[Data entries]
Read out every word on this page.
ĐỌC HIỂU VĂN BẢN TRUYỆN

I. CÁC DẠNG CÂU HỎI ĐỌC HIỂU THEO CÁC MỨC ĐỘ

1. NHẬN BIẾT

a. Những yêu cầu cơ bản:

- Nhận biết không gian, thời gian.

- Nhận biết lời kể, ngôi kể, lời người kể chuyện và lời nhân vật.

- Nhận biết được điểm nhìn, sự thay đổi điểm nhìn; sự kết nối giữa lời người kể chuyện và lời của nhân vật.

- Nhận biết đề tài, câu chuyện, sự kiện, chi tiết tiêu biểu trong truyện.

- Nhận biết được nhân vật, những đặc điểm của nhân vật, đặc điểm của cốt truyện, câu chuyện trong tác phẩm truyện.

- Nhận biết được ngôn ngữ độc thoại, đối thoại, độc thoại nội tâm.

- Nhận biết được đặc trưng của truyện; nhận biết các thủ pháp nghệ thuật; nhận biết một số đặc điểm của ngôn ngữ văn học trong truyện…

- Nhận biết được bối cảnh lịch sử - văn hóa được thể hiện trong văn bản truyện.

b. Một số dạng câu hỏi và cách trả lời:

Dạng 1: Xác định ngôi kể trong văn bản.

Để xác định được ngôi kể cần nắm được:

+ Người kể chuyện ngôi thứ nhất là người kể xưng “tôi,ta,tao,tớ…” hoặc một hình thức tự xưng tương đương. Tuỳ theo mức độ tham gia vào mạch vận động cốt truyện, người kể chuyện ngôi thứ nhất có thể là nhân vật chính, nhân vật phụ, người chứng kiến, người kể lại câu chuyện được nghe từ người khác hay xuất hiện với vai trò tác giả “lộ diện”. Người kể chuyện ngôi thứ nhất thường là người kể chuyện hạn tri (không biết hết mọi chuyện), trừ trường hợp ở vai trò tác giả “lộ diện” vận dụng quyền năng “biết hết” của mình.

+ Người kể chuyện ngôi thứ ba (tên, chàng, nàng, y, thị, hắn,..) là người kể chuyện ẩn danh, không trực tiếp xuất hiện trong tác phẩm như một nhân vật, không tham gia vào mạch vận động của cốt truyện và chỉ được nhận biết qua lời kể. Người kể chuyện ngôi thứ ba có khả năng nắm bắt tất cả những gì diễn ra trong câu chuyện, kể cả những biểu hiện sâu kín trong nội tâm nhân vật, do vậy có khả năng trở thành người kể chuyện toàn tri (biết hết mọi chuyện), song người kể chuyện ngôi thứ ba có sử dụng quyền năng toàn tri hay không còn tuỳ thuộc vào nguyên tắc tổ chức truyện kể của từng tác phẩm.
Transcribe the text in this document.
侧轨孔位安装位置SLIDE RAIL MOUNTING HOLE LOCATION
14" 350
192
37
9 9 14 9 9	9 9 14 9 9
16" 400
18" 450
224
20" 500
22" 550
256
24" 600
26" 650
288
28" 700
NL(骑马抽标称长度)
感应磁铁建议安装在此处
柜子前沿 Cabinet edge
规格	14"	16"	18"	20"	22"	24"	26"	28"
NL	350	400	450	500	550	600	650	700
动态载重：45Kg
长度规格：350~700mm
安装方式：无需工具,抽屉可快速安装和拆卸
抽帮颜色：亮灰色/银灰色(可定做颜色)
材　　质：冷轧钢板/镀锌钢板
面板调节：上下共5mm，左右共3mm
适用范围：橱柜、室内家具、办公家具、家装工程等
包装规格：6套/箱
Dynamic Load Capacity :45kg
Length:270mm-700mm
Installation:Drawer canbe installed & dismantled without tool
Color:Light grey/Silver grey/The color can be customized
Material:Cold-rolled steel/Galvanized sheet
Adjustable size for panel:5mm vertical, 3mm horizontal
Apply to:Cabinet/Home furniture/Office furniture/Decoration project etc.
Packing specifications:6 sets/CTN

* [DIRECTIONS FOR THIS TASK]: Through the last line of the entries above, beginning at the line containing "Transcribe the text in this document.", transcribe each line exactly, both ends included and nothing more.

* [EXERCISE SOLUTION]:
Transcribe the text in this document.
侧轨孔位安装位置SLIDE RAIL MOUNTING HOLE LOCATION
14" 350
192
37
9 9 14 9 9	9 9 14 9 9
16" 400
18" 450
224
20" 500
22" 550
256
24" 600
26" 650
288
28" 700
NL(骑马抽标称长度)
感应磁铁建议安装在此处
柜子前沿 Cabinet edge
规格	14"	16"	18"	20"	22"	24"	26"	28"
NL	350	400	450	500	550	600	650	700
动态载重：45Kg
长度规格：350~700mm
安装方式：无需工具,抽屉可快速安装和拆卸
抽帮颜色：亮灰色/银灰色(可定做颜色)
材　　质：冷轧钢板/镀锌钢板
面板调节：上下共5mm，左右共3mm
适用范围：橱柜、室内家具、办公家具、家装工程等
包装规格：6套/箱
Dynamic Load Capacity :45kg
Length:270mm-700mm
Installation:Drawer canbe installed & dismantled without tool
Color:Light grey/Silver grey/The color can be customized
Material:Cold-rolled steel/Galvanized sheet
Adjustable size for panel:5mm vertical, 3mm horizontal
Apply to:Cabinet/Home furniture/Office furniture/Decoration project etc.
Packing specifications:6 sets/CTN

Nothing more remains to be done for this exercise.